» Set exercise: Output the entries verbatim, including every line.

» Supplied material:
★ ★ ★ ★
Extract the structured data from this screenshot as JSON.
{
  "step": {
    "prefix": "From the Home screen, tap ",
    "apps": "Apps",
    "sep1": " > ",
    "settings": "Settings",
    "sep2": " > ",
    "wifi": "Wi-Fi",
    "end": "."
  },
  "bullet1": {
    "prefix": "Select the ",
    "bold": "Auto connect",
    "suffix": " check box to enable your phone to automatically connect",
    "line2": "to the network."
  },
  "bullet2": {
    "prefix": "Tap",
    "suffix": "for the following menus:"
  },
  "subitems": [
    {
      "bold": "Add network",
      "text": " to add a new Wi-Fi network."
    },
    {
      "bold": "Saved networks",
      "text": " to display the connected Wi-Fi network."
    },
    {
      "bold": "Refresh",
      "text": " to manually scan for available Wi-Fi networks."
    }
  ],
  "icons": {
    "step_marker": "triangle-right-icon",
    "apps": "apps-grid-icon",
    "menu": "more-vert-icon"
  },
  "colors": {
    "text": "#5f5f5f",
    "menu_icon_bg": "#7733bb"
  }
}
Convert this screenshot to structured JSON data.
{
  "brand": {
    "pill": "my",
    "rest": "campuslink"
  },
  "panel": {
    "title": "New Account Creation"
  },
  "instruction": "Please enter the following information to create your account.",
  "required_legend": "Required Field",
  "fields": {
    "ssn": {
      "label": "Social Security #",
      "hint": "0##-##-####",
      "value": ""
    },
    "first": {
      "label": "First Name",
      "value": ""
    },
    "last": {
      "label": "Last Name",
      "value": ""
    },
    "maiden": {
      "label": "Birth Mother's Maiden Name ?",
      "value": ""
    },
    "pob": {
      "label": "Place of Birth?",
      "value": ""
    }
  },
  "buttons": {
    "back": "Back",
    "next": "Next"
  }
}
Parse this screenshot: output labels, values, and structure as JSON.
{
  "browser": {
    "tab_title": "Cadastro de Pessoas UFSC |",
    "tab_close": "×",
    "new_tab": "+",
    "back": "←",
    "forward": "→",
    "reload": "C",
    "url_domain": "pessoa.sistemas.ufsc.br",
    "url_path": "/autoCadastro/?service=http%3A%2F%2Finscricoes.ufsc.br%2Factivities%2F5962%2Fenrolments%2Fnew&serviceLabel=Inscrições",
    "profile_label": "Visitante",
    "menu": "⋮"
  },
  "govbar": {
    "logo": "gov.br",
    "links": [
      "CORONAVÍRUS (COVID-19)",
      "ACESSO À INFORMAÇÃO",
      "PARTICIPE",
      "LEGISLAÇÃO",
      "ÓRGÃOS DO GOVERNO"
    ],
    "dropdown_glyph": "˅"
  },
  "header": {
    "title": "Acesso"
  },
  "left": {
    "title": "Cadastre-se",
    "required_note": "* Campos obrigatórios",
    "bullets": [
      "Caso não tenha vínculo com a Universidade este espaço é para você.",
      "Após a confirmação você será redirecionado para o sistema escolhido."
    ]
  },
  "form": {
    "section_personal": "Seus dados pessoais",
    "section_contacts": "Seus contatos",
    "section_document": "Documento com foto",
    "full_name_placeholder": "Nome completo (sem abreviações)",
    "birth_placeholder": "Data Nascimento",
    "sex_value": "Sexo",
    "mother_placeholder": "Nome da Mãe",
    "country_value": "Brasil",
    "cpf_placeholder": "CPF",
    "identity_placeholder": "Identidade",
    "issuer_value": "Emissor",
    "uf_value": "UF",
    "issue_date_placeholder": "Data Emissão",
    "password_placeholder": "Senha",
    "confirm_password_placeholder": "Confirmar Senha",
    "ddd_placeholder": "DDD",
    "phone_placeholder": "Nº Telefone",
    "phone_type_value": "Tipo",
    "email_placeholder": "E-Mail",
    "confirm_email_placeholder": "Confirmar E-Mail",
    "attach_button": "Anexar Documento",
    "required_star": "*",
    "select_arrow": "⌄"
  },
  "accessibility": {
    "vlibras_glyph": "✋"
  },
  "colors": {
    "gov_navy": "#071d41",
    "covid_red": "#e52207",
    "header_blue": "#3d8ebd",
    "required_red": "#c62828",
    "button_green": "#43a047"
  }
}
★ ★ ★ ★
» Complete response:
Extract the structured data from this screenshot as JSON.
{
  "step": {
    "prefix": "From the Home screen, tap ",
    "apps": "Apps",
    "sep1": " > ",
    "settings": "Settings",
    "sep2": " > ",
    "wifi": "Wi-Fi",
    "end": "."
  },
  "bullet1": {
    "prefix": "Select the ",
    "bold": "Auto connect",
    "suffix": " check box to enable your phone to automatically connect",
    "line2": "to the network."
  },
  "bullet2": {
    "prefix": "Tap",
    "suffix": "for the following menus:"
  },
  "subitems": [
    {
      "bold": "Add network",
      "text": " to add a new Wi-Fi network."
    },
    {
      "bold": "Saved networks",
      "text": " to display the connected Wi-Fi network."
    },
    {
      "bold": "Refresh",
      "text": " to manually scan for available Wi-Fi networks."
    }
  ],
  "icons": {
    "step_marker": "triangle-right-icon",
    "apps": "apps-grid-icon",
    "menu": "more-vert-icon"
  },
  "colors": {
    "text": "#5f5f5f",
    "menu_icon_bg": "#7733bb"
  }
}
Convert this screenshot to structured JSON data.
{
  "brand": {
    "pill": "my",
    "rest": "campuslink"
  },
  "panel": {
    "title": "New Account Creation"
  },
  "instruction": "Please enter the following information to create your account.",
  "required_legend": "Required Field",
  "fields": {
    "ssn": {
      "label": "Social Security #",
      "hint": "0##-##-####",
      "value": ""
    },
    "first": {
      "label": "First Name",
      "value": ""
    },
    "last": {
      "label": "Last Name",
      "value": ""
    },
    "maiden": {
      "label": "Birth Mother's Maiden Name ?",
      "value": ""
    },
    "pob": {
      "label": "Place of Birth?",
      "value": ""
    }
  },
  "buttons": {
    "back": "Back",
    "next": "Next"
  }
}
Parse this screenshot: output labels, values, and structure as JSON.
{
  "browser": {
    "tab_title": "Cadastro de Pessoas UFSC |",
    "tab_close": "×",
    "new_tab": "+",
    "back": "←",
    "forward": "→",
    "reload": "C",
    "url_domain": "pessoa.sistemas.ufsc.br",
    "url_path": "/autoCadastro/?service=http%3A%2F%2Finscricoes.ufsc.br%2Factivities%2F5962%2Fenrolments%2Fnew&serviceLabel=Inscrições",
    "profile_label": "Visitante",
    "menu": "⋮"
  },
  "govbar": {
    "logo": "gov.br",
    "links": [
      "CORONAVÍRUS (COVID-19)",
      "ACESSO À INFORMAÇÃO",
      "PARTICIPE",
      "LEGISLAÇÃO",
      "ÓRGÃOS DO GOVERNO"
    ],
    "dropdown_glyph": "˅"
  },
  "header": {
    "title": "Acesso"
  },
  "left": {
    "title": "Cadastre-se",
    "required_note": "* Campos obrigatórios",
    "bullets": [
      "Caso não tenha vínculo com a Universidade este espaço é para você.",
      "Após a confirmação você será redirecionado para o sistema escolhido."
    ]
  },
  "form": {
    "section_personal": "Seus dados pessoais",
    "section_contacts": "Seus contatos",
    "section_document": "Documento com foto",
    "full_name_placeholder": "Nome completo (sem abreviações)",
    "birth_placeholder": "Data Nascimento",
    "sex_value": "Sexo",
    "mother_placeholder": "Nome da Mãe",
    "country_value": "Brasil",
    "cpf_placeholder": "CPF",
    "identity_placeholder": "Identidade",
    "issuer_value": "Emissor",
    "uf_value": "UF",
    "issue_date_placeholder": "Data Emissão",
    "password_placeholder": "Senha",
    "confirm_password_placeholder": "Confirmar Senha",
    "ddd_placeholder": "DDD",
    "phone_placeholder": "Nº Telefone",
    "phone_type_value": "Tipo",
    "email_placeholder": "E-Mail",
    "confirm_email_placeholder": "Confirmar E-Mail",
    "attach_button": "Anexar Documento",
    "required_star": "*",
    "select_arrow": "⌄"
  },
  "accessibility": {
    "vlibras_glyph": "✋"
  },
  "colors": {
    "gov_navy": "#071d41",
    "covid_red": "#e52207",
    "header_blue": "#3d8ebd",
    "required_red": "#c62828",
    "button_green": "#43a047"
  }
}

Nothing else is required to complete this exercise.